Records from a data collection:
start

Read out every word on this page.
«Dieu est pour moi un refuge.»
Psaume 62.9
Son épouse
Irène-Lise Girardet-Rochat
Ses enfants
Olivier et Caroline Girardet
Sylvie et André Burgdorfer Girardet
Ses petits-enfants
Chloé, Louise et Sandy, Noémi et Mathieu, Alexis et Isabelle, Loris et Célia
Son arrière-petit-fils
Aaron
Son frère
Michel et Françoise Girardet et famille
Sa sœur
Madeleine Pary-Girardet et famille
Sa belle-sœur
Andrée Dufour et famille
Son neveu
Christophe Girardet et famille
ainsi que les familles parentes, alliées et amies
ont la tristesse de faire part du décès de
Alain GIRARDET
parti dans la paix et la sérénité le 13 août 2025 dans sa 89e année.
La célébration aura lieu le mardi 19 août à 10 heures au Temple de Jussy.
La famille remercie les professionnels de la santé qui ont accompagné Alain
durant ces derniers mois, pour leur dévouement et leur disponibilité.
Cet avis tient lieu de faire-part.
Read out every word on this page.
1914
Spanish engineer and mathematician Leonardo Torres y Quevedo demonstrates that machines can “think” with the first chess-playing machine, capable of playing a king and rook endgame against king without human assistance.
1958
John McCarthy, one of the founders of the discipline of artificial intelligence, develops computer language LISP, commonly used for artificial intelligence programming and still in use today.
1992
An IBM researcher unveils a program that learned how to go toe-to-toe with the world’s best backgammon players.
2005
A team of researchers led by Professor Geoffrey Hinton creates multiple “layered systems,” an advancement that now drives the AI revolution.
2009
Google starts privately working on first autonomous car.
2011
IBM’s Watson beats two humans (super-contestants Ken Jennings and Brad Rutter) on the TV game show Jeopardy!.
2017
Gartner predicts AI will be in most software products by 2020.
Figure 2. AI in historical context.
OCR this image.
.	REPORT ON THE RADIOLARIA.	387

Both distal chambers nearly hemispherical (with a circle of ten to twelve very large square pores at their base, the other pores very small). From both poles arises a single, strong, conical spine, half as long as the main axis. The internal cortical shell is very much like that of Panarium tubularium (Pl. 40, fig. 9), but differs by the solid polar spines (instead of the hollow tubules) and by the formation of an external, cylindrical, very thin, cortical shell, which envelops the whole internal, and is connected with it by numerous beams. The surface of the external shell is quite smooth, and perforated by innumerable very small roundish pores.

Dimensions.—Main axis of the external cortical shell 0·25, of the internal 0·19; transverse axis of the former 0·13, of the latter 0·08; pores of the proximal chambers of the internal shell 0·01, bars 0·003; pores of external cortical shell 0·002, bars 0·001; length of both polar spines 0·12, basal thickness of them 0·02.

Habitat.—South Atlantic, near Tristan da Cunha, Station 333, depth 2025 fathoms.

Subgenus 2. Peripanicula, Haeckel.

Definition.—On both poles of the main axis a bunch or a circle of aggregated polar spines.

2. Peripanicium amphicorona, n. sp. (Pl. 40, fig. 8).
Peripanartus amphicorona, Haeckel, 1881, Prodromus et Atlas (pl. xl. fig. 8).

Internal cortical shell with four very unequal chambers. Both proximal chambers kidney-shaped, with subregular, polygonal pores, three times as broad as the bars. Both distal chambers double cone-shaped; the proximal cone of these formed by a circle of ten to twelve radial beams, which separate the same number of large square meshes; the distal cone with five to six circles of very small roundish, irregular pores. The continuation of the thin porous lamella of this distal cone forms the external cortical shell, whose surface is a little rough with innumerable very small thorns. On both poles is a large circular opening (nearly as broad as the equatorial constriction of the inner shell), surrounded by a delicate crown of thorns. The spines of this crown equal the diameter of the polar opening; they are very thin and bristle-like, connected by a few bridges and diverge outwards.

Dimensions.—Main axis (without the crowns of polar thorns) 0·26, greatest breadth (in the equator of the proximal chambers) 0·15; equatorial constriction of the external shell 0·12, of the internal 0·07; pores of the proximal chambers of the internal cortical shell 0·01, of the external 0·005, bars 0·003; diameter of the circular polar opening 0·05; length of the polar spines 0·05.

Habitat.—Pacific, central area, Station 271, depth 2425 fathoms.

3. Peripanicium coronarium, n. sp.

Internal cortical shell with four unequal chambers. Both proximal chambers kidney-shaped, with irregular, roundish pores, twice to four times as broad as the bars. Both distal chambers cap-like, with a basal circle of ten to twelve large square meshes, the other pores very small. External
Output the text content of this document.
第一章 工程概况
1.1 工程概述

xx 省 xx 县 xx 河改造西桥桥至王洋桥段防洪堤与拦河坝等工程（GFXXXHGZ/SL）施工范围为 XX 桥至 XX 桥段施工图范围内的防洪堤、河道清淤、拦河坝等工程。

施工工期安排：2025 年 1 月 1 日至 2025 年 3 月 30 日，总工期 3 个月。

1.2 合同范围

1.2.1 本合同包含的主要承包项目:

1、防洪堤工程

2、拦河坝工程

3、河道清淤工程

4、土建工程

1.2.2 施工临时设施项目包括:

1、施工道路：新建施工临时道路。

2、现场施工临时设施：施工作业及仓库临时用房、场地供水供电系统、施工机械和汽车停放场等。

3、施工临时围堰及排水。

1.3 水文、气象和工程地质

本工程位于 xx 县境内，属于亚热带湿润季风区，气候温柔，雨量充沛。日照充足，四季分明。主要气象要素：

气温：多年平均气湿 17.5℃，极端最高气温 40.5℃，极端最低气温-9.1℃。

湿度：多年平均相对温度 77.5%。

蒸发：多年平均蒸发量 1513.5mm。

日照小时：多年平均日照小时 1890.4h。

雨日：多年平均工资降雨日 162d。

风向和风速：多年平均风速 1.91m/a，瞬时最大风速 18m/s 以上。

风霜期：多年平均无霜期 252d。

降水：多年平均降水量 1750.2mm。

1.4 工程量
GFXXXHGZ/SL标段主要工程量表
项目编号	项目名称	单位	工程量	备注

end

TASK PROMPT: Reply with only the number of lines in the entries that contain the word "this".

WRITTEN SOLUTION: 5